— SELECTED TEXT —

10 must-do music activities in Britain.
1) The Proms.
The crowning glory of classical music in Britain is the BBC Proms, which take place every summer in the Victorian splendour of the Royal Albert Hall in London. For over two months orchestras and soloists from around the globe perform nightly to classical music’s most appreciative audience.
The cost of a seat ranges from £7.50 to just under £100 and can be booked online. Alternatively, for only £5 you can enjoy the experience of standing with the ‘prommers’ in the arena, as long as you’re happy to queue outside the venue on the day. So it’s one for classical music novices and experts, or anyone wanting a flavour of the British summertime.
For the rest of the year, classical music of every description takes place at the Southbank Centre, London’s vibrant arts hub next to the River Thames, and at the Barbican in the City of London. Meanwhile opera lovers have the chance to hear some of the best opera singers in the world in the ornate surroundings of the Royal Opera House in London’s Covent Garden, with tickets ranging from £10 to just over £100.
2) Dance a ceilidh in Scotland.
Traditional music and dance is alive and – literally – kicking in Scotland. Find a Scottish reels night (it won’t be hard, they happen all over the country and all the time!) and then throw yourself in. Most reels are easy for beginners to pick up, with a ‘caller’ shouting instructions for which foot needs to go where, and since the bands are always live there’s a guaranteed high octane party atmosphere.
The Edinburgh Ceilidh Club host weekly dances at Summerhall, a short walk from the city centre. Get kitted out by family-run kilt specialists Kinloch Anderson in Leith while you’re at it. Watch out – ceilidh dancing becomes very addictive. www.edinburghceilidhs.com, www.kinlochanderson.com
Scotland’s folk scene is world-renowned; many local pubs host live music nights – the Royal Oak bar, near Edinburgh’s Royal Mile, is famed for its nightly traditional live music. The highlight of Scotland’s folk calendar is annual winter festival Celtic Connections in Glasgow, welcoming local and international musicians and attracting fans from around the world. Festivals in the north of Scotland, including the Blas Festival and Royal National Mòd in the Highlands, celebrate Scotland’s Gaelic heritage through music and dance.
Bagpipes are synonymous with Scotland and pipe music is part of many and varied traditions. Popular band the Red Hot Chilli Pipers even offer a rock ‘n’ roll take on the traditional instrument. Every year the World Pipe Band Championships take place at Glasgow Green in the city centre. Try your hand at piping at Castle Bagpipes’ annual Edinburgh Piping and Drumming Summer School with its classes and workshops for all ages and abilities.

Region annotation records:
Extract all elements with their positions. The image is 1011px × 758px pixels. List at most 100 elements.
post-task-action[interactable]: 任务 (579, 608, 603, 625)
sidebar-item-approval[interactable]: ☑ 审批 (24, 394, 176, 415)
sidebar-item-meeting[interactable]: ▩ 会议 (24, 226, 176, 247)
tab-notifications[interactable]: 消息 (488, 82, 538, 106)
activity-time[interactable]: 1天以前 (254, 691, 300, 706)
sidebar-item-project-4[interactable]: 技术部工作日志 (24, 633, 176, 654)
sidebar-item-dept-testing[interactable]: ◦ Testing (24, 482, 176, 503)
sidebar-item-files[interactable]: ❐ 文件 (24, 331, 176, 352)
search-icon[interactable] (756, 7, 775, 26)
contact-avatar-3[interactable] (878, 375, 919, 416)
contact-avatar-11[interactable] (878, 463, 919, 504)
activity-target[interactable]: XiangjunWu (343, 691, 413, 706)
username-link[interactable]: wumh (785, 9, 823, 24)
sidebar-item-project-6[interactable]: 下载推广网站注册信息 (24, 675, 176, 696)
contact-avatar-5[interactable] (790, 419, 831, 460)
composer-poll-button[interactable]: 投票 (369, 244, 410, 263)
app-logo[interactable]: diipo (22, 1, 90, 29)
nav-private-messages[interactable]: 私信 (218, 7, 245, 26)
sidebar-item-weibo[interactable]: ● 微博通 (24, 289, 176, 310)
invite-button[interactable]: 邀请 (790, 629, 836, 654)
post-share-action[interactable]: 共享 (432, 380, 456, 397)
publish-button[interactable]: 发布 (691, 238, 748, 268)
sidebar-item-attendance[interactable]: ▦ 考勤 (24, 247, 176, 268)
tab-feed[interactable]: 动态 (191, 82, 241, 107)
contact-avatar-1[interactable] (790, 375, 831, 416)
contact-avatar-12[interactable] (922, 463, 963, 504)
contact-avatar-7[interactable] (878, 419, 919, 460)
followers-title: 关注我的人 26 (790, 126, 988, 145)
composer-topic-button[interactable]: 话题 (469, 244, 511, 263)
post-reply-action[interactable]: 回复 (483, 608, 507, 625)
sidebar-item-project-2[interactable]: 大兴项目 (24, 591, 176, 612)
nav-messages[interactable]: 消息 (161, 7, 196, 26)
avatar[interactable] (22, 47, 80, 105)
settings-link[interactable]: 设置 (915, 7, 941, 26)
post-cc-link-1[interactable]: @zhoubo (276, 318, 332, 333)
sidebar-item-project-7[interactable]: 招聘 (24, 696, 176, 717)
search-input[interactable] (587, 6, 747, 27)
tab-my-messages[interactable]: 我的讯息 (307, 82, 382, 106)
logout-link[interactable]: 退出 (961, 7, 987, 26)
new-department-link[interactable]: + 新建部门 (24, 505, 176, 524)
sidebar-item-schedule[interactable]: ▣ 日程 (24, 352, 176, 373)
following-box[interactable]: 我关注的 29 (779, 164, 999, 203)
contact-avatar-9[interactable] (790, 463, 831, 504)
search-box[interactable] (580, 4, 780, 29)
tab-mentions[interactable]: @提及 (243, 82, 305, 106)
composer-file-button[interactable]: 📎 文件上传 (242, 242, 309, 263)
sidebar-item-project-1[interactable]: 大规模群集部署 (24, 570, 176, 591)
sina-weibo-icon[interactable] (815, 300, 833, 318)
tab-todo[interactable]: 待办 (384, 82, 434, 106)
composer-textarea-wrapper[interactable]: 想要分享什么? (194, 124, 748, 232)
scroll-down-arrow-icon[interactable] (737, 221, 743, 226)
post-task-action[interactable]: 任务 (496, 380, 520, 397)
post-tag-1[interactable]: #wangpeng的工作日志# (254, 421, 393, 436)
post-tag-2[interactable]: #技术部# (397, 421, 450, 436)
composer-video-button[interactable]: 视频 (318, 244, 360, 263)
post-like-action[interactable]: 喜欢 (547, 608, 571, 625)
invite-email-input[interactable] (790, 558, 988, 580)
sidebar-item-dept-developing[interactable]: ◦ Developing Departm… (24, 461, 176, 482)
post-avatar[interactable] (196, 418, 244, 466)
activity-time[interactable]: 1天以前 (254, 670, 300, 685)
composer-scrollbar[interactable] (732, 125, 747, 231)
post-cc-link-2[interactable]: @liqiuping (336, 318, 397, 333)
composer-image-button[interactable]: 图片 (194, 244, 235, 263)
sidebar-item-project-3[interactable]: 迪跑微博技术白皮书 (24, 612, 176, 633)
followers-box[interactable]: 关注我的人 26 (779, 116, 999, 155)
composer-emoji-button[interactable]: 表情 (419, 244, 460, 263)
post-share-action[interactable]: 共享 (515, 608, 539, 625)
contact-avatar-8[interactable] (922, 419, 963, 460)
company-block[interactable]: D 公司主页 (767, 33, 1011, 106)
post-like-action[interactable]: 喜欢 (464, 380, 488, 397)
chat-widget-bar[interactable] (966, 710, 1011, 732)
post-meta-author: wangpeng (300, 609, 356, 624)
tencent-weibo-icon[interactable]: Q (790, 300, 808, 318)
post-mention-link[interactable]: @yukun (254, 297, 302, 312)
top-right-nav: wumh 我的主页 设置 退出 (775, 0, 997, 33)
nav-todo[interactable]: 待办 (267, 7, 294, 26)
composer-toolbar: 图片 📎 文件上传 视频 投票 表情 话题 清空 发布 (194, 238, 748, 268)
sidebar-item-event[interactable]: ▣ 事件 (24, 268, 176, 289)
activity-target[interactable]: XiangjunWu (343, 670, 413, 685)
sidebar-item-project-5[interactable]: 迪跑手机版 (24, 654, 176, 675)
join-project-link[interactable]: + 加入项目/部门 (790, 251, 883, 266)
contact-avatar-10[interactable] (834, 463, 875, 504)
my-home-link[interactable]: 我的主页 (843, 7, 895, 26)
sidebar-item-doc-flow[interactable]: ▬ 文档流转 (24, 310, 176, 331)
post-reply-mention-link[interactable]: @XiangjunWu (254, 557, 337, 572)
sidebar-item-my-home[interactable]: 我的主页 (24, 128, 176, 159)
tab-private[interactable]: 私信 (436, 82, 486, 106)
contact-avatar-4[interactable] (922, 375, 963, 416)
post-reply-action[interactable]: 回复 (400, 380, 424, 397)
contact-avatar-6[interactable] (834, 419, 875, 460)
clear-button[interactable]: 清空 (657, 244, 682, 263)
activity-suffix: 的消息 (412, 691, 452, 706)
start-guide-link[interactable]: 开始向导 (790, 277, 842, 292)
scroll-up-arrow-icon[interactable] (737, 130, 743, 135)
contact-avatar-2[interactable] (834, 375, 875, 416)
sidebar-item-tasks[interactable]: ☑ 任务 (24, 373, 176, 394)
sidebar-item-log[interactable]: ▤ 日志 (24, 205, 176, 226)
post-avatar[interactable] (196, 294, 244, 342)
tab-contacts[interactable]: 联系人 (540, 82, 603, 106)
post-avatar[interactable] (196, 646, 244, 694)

— PROBLEM SET —
• 1. Name every London venue that the music activities text mentions as hosting classical music or opera.
• 2. Print the lines of the listing verbatim, starting at its first line and ending at the line that contains "tab-notifications[interactable]: 消息 (488, 82, 538, 106)", with both of those lines included.

— SET OF ANSWERS —
• 1. Royal Albert Hall, Southbank Centre, Barbican, Royal Opera House

• 2.
Extract all elements with their positions. The image is 1011px × 758px pixels. List at most 100 elements.
post-task-action[interactable]: 任务 (579, 608, 603, 625)
sidebar-item-approval[interactable]: ☑ 审批 (24, 394, 176, 415)
sidebar-item-meeting[interactable]: ▩ 会议 (24, 226, 176, 247)
tab-notifications[interactable]: 消息 (488, 82, 538, 106)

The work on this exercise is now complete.